-- start --

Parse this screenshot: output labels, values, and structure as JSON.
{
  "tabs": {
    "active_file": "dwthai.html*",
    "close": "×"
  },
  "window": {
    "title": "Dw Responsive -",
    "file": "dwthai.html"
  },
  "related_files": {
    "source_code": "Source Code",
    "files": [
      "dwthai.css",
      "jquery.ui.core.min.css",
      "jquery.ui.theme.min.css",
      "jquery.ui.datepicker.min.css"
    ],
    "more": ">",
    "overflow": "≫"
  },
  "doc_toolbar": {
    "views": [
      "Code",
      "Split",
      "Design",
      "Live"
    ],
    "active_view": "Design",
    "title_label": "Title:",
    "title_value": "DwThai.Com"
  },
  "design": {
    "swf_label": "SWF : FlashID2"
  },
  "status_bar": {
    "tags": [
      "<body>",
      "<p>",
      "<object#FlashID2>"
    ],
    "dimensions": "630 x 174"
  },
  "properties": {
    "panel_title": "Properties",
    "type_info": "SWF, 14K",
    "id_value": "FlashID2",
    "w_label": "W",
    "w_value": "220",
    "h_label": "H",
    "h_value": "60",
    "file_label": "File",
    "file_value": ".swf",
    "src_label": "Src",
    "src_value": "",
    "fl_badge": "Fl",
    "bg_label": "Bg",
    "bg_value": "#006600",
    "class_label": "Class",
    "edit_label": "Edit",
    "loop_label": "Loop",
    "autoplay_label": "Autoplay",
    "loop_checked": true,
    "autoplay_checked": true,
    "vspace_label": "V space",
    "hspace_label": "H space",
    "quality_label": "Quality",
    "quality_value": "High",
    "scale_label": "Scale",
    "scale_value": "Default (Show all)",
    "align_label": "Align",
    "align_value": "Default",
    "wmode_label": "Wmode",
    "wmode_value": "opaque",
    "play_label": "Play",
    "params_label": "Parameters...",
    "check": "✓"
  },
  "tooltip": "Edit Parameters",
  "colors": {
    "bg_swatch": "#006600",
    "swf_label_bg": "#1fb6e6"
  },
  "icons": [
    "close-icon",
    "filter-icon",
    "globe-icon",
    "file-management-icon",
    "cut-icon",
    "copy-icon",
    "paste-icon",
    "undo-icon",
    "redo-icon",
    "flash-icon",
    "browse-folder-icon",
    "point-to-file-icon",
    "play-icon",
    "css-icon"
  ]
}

-- end --

REQUEST =
Go through the listing and copy all of it exactly.

COMPLETED EXERCISE =
Parse this screenshot: output labels, values, and structure as JSON.
{
  "tabs": {
    "active_file": "dwthai.html*",
    "close": "×"
  },
  "window": {
    "title": "Dw Responsive -",
    "file": "dwthai.html"
  },
  "related_files": {
    "source_code": "Source Code",
    "files": [
      "dwthai.css",
      "jquery.ui.core.min.css",
      "jquery.ui.theme.min.css",
      "jquery.ui.datepicker.min.css"
    ],
    "more": ">",
    "overflow": "≫"
  },
  "doc_toolbar": {
    "views": [
      "Code",
      "Split",
      "Design",
      "Live"
    ],
    "active_view": "Design",
    "title_label": "Title:",
    "title_value": "DwThai.Com"
  },
  "design": {
    "swf_label": "SWF : FlashID2"
  },
  "status_bar": {
    "tags": [
      "<body>",
      "<p>",
      "<object#FlashID2>"
    ],
    "dimensions": "630 x 174"
  },
  "properties": {
    "panel_title": "Properties",
    "type_info": "SWF, 14K",
    "id_value": "FlashID2",
    "w_label": "W",
    "w_value": "220",
    "h_label": "H",
    "h_value": "60",
    "file_label": "File",
    "file_value": ".swf",
    "src_label": "Src",
    "src_value": "",
    "fl_badge": "Fl",
    "bg_label": "Bg",
    "bg_value": "#006600",
    "class_label": "Class",
    "edit_label": "Edit",
    "loop_label": "Loop",
    "autoplay_label": "Autoplay",
    "loop_checked": true,
    "autoplay_checked": true,
    "vspace_label": "V space",
    "hspace_label": "H space",
    "quality_label": "Quality",
    "quality_value": "High",
    "scale_label": "Scale",
    "scale_value": "Default (Show all)",
    "align_label": "Align",
    "align_value": "Default",
    "wmode_label": "Wmode",
    "wmode_value": "opaque",
    "play_label": "Play",
    "params_label": "Parameters...",
    "check": "✓"
  },
  "tooltip": "Edit Parameters",
  "colors": {
    "bg_swatch": "#006600",
    "swf_label_bg": "#1fb6e6"
  },
  "icons": [
    "close-icon",
    "filter-icon",
    "globe-icon",
    "file-management-icon",
    "cut-icon",
    "copy-icon",
    "paste-icon",
    "undo-icon",
    "redo-icon",
    "flash-icon",
    "browse-folder-icon",
    "point-to-file-icon",
    "play-icon",
    "css-icon"
  ]
}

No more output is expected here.